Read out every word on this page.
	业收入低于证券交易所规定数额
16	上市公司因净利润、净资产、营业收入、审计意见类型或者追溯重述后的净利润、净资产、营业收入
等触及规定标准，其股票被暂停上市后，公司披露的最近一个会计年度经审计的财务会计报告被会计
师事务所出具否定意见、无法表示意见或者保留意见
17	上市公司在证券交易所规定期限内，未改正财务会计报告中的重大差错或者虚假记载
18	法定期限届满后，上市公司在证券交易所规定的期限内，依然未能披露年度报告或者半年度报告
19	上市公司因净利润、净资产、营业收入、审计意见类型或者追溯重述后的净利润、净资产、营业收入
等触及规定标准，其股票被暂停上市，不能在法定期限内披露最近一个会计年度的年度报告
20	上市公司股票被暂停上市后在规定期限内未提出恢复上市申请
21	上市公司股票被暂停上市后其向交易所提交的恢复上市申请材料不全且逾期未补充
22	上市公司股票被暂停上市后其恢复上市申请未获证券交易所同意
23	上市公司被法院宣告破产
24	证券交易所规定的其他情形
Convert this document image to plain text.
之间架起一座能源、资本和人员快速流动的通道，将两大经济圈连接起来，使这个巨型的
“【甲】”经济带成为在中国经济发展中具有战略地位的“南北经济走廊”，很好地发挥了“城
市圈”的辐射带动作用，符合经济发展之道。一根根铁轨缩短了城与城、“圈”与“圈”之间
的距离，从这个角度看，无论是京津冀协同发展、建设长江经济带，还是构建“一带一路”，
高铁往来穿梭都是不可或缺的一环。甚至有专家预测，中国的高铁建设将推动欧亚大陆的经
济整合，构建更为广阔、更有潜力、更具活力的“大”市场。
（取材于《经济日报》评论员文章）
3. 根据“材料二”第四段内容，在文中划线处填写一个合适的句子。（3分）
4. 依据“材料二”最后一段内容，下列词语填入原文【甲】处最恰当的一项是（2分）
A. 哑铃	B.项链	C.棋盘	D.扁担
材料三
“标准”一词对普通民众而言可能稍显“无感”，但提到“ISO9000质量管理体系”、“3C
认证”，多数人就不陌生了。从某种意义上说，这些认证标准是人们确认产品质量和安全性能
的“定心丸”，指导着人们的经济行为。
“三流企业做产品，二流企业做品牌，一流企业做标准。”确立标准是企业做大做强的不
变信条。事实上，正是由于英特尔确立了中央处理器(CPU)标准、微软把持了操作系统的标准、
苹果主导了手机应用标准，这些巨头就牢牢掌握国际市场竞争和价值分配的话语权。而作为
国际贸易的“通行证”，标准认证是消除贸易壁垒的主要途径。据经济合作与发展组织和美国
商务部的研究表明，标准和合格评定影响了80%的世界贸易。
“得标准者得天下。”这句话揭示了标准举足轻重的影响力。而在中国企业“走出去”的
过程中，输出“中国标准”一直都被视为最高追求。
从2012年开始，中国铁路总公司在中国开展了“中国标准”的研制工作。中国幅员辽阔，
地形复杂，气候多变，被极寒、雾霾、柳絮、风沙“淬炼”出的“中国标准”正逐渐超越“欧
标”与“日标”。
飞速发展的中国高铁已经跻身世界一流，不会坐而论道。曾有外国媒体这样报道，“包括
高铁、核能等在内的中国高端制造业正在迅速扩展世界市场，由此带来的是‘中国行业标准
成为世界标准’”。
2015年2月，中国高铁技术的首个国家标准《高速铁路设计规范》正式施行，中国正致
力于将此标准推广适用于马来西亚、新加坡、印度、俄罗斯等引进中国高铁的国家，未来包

::::::::

In the entries above, find each line with the string "审计意见类型或者追溯重述后的净利润" and copy it.

Solution:
16	上市公司因净利润、净资产、营业收入、审计意见类型或者追溯重述后的净利润、净资产、营业收入
19	上市公司因净利润、净资产、营业收入、审计意见类型或者追溯重述后的净利润、净资产、营业收入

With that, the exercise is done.